## begin SUPPLIED INFORMATION

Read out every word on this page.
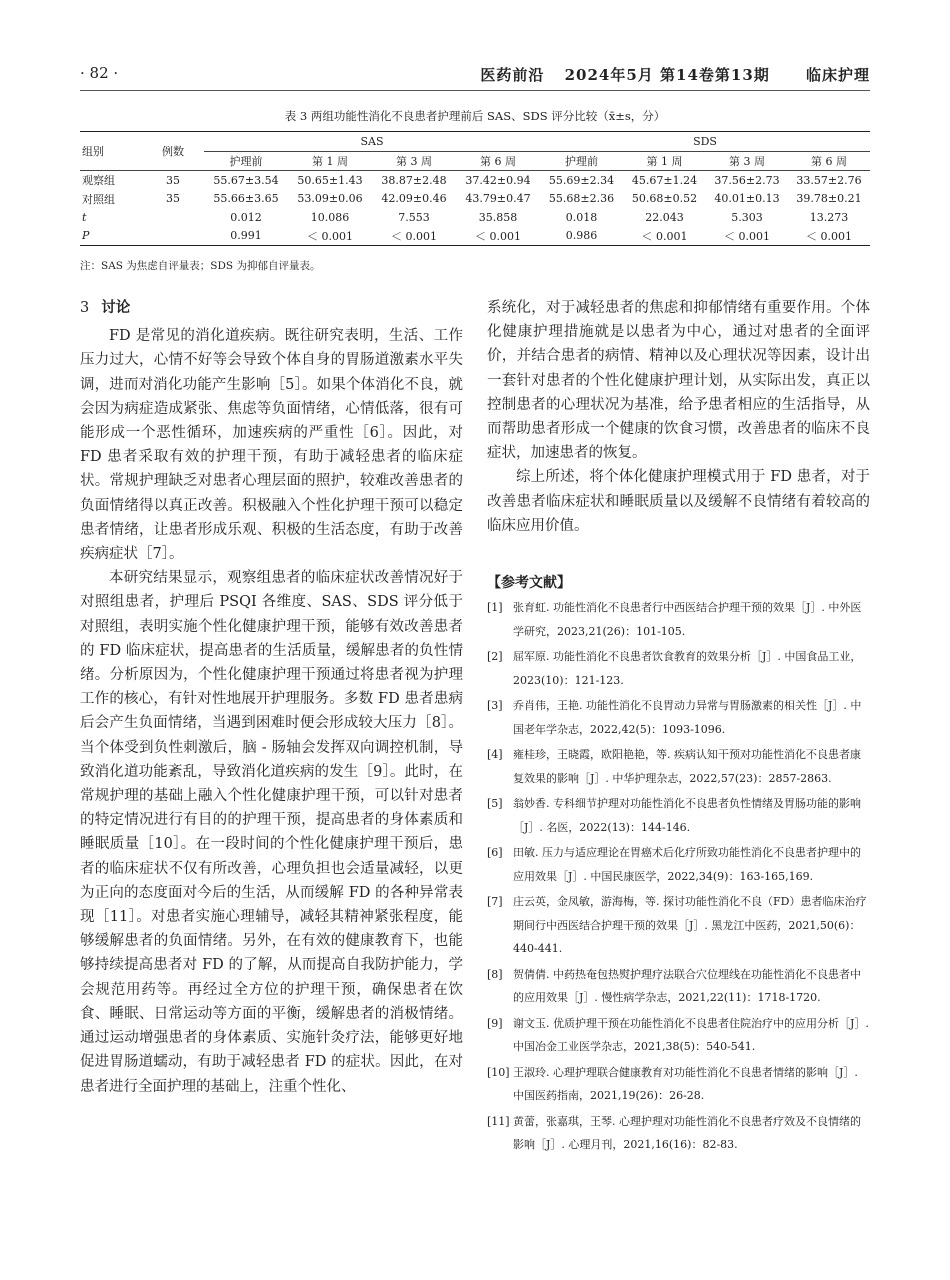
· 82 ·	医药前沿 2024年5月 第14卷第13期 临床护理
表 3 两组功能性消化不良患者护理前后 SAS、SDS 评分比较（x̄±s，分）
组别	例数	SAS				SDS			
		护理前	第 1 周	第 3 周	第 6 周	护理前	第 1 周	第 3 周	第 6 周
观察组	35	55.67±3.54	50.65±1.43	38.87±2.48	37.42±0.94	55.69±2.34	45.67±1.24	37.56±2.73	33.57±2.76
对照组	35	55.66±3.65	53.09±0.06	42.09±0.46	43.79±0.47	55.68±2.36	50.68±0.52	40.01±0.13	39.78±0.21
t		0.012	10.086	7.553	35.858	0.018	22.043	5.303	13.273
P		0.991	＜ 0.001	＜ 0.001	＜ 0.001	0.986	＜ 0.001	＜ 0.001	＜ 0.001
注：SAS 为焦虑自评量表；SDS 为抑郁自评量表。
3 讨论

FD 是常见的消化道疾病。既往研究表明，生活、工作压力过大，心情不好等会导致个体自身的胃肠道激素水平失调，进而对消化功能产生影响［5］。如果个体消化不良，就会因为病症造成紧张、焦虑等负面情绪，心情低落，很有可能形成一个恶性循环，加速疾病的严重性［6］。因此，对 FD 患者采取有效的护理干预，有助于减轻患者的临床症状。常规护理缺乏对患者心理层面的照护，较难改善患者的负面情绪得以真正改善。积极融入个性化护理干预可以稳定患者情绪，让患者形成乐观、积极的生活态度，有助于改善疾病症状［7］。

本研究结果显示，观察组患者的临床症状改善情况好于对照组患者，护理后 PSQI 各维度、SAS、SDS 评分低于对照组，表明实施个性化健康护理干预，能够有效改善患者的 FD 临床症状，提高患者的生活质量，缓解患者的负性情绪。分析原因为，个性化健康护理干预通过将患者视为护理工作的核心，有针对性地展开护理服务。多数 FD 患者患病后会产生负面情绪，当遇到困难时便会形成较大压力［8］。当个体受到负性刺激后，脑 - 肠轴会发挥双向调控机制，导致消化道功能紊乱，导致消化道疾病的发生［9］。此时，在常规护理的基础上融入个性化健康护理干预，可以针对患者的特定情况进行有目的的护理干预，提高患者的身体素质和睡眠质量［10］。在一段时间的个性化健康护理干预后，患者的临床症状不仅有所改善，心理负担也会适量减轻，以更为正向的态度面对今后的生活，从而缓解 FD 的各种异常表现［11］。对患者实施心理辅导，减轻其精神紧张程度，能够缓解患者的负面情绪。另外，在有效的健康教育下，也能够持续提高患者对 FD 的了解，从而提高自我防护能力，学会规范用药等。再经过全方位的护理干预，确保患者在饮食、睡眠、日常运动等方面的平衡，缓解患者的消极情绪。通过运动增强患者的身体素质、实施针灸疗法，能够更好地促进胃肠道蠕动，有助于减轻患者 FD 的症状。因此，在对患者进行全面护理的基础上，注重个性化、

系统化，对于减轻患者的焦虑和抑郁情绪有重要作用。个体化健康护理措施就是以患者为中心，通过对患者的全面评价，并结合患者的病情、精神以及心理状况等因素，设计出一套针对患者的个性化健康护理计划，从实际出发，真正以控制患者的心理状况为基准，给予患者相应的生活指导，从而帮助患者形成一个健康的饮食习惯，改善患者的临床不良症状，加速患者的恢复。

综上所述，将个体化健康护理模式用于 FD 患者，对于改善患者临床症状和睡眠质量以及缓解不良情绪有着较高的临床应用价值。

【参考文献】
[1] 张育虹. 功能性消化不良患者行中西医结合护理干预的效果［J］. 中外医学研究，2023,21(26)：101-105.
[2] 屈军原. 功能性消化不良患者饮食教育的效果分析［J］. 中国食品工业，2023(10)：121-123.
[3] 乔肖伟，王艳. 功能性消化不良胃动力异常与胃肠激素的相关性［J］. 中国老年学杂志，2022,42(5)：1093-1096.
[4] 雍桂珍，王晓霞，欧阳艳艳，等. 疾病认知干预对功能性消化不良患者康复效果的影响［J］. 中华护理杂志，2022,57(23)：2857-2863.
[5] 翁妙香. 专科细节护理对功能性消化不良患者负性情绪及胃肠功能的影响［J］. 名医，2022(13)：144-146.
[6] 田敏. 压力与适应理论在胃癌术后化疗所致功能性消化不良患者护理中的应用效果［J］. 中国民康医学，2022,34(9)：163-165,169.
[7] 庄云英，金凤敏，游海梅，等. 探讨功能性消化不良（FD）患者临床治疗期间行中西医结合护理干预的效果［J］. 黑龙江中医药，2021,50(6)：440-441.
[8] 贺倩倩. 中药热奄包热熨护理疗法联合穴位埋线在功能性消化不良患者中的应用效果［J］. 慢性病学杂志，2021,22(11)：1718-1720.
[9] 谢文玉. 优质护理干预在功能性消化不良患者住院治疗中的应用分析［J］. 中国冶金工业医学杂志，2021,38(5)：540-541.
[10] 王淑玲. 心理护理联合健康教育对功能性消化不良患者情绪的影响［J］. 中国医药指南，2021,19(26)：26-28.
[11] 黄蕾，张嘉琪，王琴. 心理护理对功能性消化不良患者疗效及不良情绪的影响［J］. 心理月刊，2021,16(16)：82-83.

## end SUPPLIED INFORMATION

• TASK DESCRIPTION: Pictures are to be left out; all else in the entries above is to be quoted exactly.

• OUTPUT FOR THIS EXERCISE:
Read out every word on this page.
· 82 ·	医药前沿 2024年5月 第14卷第13期 临床护理
表 3 两组功能性消化不良患者护理前后 SAS、SDS 评分比较（x̄±s，分）
组别	例数	SAS				SDS			
		护理前	第 1 周	第 3 周	第 6 周	护理前	第 1 周	第 3 周	第 6 周
观察组	35	55.67±3.54	50.65±1.43	38.87±2.48	37.42±0.94	55.69±2.34	45.67±1.24	37.56±2.73	33.57±2.76
对照组	35	55.66±3.65	53.09±0.06	42.09±0.46	43.79±0.47	55.68±2.36	50.68±0.52	40.01±0.13	39.78±0.21
t		0.012	10.086	7.553	35.858	0.018	22.043	5.303	13.273
P		0.991	＜ 0.001	＜ 0.001	＜ 0.001	0.986	＜ 0.001	＜ 0.001	＜ 0.001
注：SAS 为焦虑自评量表；SDS 为抑郁自评量表。
3 讨论

FD 是常见的消化道疾病。既往研究表明，生活、工作压力过大，心情不好等会导致个体自身的胃肠道激素水平失调，进而对消化功能产生影响［5］。如果个体消化不良，就会因为病症造成紧张、焦虑等负面情绪，心情低落，很有可能形成一个恶性循环，加速疾病的严重性［6］。因此，对 FD 患者采取有效的护理干预，有助于减轻患者的临床症状。常规护理缺乏对患者心理层面的照护，较难改善患者的负面情绪得以真正改善。积极融入个性化护理干预可以稳定患者情绪，让患者形成乐观、积极的生活态度，有助于改善疾病症状［7］。

本研究结果显示，观察组患者的临床症状改善情况好于对照组患者，护理后 PSQI 各维度、SAS、SDS 评分低于对照组，表明实施个性化健康护理干预，能够有效改善患者的 FD 临床症状，提高患者的生活质量，缓解患者的负性情绪。分析原因为，个性化健康护理干预通过将患者视为护理工作的核心，有针对性地展开护理服务。多数 FD 患者患病后会产生负面情绪，当遇到困难时便会形成较大压力［8］。当个体受到负性刺激后，脑 - 肠轴会发挥双向调控机制，导致消化道功能紊乱，导致消化道疾病的发生［9］。此时，在常规护理的基础上融入个性化健康护理干预，可以针对患者的特定情况进行有目的的护理干预，提高患者的身体素质和睡眠质量［10］。在一段时间的个性化健康护理干预后，患者的临床症状不仅有所改善，心理负担也会适量减轻，以更为正向的态度面对今后的生活，从而缓解 FD 的各种异常表现［11］。对患者实施心理辅导，减轻其精神紧张程度，能够缓解患者的负面情绪。另外，在有效的健康教育下，也能够持续提高患者对 FD 的了解，从而提高自我防护能力，学会规范用药等。再经过全方位的护理干预，确保患者在饮食、睡眠、日常运动等方面的平衡，缓解患者的消极情绪。通过运动增强患者的身体素质、实施针灸疗法，能够更好地促进胃肠道蠕动，有助于减轻患者 FD 的症状。因此，在对患者进行全面护理的基础上，注重个性化、

系统化，对于减轻患者的焦虑和抑郁情绪有重要作用。个体化健康护理措施就是以患者为中心，通过对患者的全面评价，并结合患者的病情、精神以及心理状况等因素，设计出一套针对患者的个性化健康护理计划，从实际出发，真正以控制患者的心理状况为基准，给予患者相应的生活指导，从而帮助患者形成一个健康的饮食习惯，改善患者的临床不良症状，加速患者的恢复。

综上所述，将个体化健康护理模式用于 FD 患者，对于改善患者临床症状和睡眠质量以及缓解不良情绪有着较高的临床应用价值。

【参考文献】
[1] 张育虹. 功能性消化不良患者行中西医结合护理干预的效果［J］. 中外医学研究，2023,21(26)：101-105.
[2] 屈军原. 功能性消化不良患者饮食教育的效果分析［J］. 中国食品工业，2023(10)：121-123.
[3] 乔肖伟，王艳. 功能性消化不良胃动力异常与胃肠激素的相关性［J］. 中国老年学杂志，2022,42(5)：1093-1096.
[4] 雍桂珍，王晓霞，欧阳艳艳，等. 疾病认知干预对功能性消化不良患者康复效果的影响［J］. 中华护理杂志，2022,57(23)：2857-2863.
[5] 翁妙香. 专科细节护理对功能性消化不良患者负性情绪及胃肠功能的影响［J］. 名医，2022(13)：144-146.
[6] 田敏. 压力与适应理论在胃癌术后化疗所致功能性消化不良患者护理中的应用效果［J］. 中国民康医学，2022,34(9)：163-165,169.
[7] 庄云英，金凤敏，游海梅，等. 探讨功能性消化不良（FD）患者临床治疗期间行中西医结合护理干预的效果［J］. 黑龙江中医药，2021,50(6)：440-441.
[8] 贺倩倩. 中药热奄包热熨护理疗法联合穴位埋线在功能性消化不良患者中的应用效果［J］. 慢性病学杂志，2021,22(11)：1718-1720.
[9] 谢文玉. 优质护理干预在功能性消化不良患者住院治疗中的应用分析［J］. 中国冶金工业医学杂志，2021,38(5)：540-541.
[10] 王淑玲. 心理护理联合健康教育对功能性消化不良患者情绪的影响［J］. 中国医药指南，2021,19(26)：26-28.
[11] 黄蕾，张嘉琪，王琴. 心理护理对功能性消化不良患者疗效及不良情绪的影响［J］. 心理月刊，2021,16(16)：82-83.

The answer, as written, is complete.